Dataset rows:

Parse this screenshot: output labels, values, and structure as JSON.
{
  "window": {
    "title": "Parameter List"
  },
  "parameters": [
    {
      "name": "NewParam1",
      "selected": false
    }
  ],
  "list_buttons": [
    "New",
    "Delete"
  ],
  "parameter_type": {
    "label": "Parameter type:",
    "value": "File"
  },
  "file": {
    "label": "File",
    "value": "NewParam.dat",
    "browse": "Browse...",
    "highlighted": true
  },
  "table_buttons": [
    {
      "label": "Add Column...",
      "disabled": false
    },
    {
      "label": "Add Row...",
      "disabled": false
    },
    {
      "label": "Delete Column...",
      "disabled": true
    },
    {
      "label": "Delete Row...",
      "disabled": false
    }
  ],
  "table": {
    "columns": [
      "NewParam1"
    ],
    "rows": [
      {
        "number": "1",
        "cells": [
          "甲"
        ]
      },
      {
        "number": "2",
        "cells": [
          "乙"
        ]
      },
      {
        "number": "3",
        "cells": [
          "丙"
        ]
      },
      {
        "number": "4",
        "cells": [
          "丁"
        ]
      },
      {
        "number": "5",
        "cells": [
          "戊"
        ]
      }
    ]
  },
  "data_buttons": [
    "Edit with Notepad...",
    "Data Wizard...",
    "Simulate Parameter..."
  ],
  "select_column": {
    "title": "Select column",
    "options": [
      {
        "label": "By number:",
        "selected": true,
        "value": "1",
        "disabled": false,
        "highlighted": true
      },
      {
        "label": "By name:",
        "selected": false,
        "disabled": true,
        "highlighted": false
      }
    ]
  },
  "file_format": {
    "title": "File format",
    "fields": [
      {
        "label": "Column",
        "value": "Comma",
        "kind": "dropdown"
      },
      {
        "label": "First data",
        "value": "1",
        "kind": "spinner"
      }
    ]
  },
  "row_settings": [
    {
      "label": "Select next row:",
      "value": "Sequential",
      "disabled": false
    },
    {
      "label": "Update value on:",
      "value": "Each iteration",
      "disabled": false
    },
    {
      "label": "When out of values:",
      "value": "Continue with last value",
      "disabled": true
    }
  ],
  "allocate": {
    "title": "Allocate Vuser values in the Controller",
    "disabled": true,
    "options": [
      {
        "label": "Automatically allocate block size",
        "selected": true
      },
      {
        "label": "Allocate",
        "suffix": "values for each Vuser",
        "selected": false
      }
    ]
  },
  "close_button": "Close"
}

Goal of the exercise:
Retype the records above exactly.

Solution:
Parse this screenshot: output labels, values, and structure as JSON.
{
  "window": {
    "title": "Parameter List"
  },
  "parameters": [
    {
      "name": "NewParam1",
      "selected": false
    }
  ],
  "list_buttons": [
    "New",
    "Delete"
  ],
  "parameter_type": {
    "label": "Parameter type:",
    "value": "File"
  },
  "file": {
    "label": "File",
    "value": "NewParam.dat",
    "browse": "Browse...",
    "highlighted": true
  },
  "table_buttons": [
    {
      "label": "Add Column...",
      "disabled": false
    },
    {
      "label": "Add Row...",
      "disabled": false
    },
    {
      "label": "Delete Column...",
      "disabled": true
    },
    {
      "label": "Delete Row...",
      "disabled": false
    }
  ],
  "table": {
    "columns": [
      "NewParam1"
    ],
    "rows": [
      {
        "number": "1",
        "cells": [
          "甲"
        ]
      },
      {
        "number": "2",
        "cells": [
          "乙"
        ]
      },
      {
        "number": "3",
        "cells": [
          "丙"
        ]
      },
      {
        "number": "4",
        "cells": [
          "丁"
        ]
      },
      {
        "number": "5",
        "cells": [
          "戊"
        ]
      }
    ]
  },
  "data_buttons": [
    "Edit with Notepad...",
    "Data Wizard...",
    "Simulate Parameter..."
  ],
  "select_column": {
    "title": "Select column",
    "options": [
      {
        "label": "By number:",
        "selected": true,
        "value": "1",
        "disabled": false,
        "highlighted": true
      },
      {
        "label": "By name:",
        "selected": false,
        "disabled": true,
        "highlighted": false
      }
    ]
  },
  "file_format": {
    "title": "File format",
    "fields": [
      {
        "label": "Column",
        "value": "Comma",
        "kind": "dropdown"
      },
      {
        "label": "First data",
        "value": "1",
        "kind": "spinner"
      }
    ]
  },
  "row_settings": [
    {
      "label": "Select next row:",
      "value": "Sequential",
      "disabled": false
    },
    {
      "label": "Update value on:",
      "value": "Each iteration",
      "disabled": false
    },
    {
      "label": "When out of values:",
      "value": "Continue with last value",
      "disabled": true
    }
  ],
  "allocate": {
    "title": "Allocate Vuser values in the Controller",
    "disabled": true,
    "options": [
      {
        "label": "Automatically allocate block size",
        "selected": true
      },
      {
        "label": "Allocate",
        "suffix": "values for each Vuser",
        "selected": false
      }
    ]
  },
  "close_button": "Close"
}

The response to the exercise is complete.